| DATA EXCERPTS |
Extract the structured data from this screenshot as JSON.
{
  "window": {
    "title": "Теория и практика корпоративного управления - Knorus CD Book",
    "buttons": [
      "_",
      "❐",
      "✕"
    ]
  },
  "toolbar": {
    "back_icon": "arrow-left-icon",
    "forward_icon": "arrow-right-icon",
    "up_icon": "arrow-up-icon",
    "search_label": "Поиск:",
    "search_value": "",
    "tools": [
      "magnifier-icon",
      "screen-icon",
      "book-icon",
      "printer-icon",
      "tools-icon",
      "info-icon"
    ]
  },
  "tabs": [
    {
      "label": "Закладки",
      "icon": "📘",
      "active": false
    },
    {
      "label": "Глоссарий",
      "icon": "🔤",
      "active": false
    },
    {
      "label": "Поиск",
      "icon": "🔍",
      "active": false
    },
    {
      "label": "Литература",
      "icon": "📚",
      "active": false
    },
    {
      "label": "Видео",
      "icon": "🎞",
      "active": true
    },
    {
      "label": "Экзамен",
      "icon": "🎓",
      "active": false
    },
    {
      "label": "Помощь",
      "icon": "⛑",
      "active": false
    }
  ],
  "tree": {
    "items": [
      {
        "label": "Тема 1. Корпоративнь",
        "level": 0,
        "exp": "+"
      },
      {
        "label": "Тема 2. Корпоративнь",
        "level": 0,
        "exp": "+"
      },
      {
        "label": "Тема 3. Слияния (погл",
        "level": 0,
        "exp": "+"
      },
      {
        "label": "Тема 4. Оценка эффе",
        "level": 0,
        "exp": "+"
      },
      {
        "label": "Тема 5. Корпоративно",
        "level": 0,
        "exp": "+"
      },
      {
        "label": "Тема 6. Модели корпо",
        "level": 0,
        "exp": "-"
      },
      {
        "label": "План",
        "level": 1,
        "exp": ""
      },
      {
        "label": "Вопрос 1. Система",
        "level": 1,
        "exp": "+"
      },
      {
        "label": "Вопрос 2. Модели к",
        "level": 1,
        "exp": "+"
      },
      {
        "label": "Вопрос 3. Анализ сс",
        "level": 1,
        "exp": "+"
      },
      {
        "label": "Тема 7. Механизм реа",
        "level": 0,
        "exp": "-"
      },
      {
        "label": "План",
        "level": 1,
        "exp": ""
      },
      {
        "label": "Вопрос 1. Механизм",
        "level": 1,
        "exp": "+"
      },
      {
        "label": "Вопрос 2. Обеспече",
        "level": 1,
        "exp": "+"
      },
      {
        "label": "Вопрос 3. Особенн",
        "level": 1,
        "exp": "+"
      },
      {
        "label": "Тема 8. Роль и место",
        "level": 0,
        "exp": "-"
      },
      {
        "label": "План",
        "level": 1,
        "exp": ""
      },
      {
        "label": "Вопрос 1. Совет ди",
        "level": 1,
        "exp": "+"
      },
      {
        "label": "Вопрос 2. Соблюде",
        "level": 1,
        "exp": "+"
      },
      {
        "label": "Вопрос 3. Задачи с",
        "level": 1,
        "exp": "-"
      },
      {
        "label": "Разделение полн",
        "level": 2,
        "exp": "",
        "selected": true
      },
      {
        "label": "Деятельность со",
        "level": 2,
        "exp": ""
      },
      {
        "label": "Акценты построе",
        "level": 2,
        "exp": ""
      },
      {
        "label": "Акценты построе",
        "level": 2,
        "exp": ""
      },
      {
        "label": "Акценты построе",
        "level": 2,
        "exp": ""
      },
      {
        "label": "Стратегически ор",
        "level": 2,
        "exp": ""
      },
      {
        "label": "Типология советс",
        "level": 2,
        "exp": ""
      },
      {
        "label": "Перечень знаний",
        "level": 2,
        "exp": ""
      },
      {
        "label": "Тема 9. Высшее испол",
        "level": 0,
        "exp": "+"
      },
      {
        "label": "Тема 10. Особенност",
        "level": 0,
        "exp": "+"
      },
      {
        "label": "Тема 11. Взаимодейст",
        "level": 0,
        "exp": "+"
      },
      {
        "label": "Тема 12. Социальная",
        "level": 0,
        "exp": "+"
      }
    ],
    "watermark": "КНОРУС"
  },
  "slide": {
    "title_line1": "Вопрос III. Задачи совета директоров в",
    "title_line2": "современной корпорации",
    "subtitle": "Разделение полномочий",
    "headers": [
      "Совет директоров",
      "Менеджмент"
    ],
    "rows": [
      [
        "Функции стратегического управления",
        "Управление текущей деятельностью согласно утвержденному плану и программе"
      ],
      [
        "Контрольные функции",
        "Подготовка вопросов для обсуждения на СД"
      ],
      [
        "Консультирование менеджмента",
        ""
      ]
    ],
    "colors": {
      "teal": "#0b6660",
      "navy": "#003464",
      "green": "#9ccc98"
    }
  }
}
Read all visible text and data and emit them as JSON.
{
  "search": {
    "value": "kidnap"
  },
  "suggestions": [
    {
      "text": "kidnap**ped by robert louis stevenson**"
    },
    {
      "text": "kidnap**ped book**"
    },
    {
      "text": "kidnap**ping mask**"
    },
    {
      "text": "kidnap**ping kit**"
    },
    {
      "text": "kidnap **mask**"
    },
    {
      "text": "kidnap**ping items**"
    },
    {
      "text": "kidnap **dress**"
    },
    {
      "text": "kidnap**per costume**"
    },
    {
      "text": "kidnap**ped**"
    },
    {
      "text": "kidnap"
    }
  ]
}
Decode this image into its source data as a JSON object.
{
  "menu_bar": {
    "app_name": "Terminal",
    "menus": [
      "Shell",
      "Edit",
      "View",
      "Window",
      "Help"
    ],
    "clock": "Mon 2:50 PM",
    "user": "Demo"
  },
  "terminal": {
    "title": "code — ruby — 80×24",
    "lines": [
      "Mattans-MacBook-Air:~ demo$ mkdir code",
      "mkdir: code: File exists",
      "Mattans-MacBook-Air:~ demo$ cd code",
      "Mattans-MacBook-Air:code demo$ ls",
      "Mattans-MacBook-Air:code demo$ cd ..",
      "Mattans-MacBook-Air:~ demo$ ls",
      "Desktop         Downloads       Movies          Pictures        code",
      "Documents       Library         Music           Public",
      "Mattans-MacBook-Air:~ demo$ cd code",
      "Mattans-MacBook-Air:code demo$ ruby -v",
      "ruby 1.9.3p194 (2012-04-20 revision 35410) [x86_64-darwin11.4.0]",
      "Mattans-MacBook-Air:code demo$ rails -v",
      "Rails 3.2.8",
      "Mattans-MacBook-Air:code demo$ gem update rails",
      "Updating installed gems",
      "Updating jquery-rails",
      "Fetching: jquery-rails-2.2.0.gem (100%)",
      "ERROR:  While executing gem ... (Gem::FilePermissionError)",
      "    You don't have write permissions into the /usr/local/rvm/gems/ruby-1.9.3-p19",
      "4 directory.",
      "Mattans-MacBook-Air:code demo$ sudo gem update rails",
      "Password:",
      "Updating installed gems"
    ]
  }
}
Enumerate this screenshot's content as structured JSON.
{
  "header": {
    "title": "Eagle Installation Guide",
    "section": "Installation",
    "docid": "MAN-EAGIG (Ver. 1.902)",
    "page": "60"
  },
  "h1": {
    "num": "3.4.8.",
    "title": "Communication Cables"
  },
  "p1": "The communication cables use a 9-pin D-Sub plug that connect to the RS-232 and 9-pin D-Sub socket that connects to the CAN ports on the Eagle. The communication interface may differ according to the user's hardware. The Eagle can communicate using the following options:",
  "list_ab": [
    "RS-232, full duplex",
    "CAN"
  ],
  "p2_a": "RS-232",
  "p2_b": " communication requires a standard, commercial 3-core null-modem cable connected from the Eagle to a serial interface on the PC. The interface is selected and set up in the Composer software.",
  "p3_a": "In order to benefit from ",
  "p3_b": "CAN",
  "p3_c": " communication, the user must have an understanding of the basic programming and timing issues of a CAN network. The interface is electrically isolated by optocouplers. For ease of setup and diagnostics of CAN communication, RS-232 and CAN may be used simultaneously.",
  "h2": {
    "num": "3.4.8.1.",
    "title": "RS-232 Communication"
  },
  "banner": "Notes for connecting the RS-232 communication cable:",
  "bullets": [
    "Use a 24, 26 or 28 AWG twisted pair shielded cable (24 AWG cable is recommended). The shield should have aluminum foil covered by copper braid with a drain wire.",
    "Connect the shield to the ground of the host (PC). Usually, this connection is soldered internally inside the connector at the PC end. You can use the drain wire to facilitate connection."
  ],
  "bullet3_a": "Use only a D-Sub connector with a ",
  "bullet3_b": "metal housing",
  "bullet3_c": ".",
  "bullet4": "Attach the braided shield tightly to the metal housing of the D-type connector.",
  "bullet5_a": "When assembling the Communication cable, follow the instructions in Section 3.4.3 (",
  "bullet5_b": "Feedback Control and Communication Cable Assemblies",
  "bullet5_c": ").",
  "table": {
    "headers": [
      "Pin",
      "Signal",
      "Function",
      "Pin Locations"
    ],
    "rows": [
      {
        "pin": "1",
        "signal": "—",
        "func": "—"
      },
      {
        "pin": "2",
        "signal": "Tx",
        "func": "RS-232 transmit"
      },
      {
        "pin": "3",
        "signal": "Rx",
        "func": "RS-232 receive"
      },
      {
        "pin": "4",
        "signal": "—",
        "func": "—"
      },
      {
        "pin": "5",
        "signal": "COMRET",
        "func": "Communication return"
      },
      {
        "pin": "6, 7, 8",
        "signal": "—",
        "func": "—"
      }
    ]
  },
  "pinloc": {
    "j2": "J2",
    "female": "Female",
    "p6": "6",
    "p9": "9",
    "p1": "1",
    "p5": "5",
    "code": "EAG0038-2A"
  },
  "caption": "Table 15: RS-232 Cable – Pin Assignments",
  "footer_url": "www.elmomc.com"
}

| DO THIS |
Go through the records. Copy each line where "update" appears.

| EXPECTED OUTPUT |
      "Mattans-MacBook-Air:code demo$ gem update rails",
      "Mattans-MacBook-Air:code demo$ sudo gem update rails",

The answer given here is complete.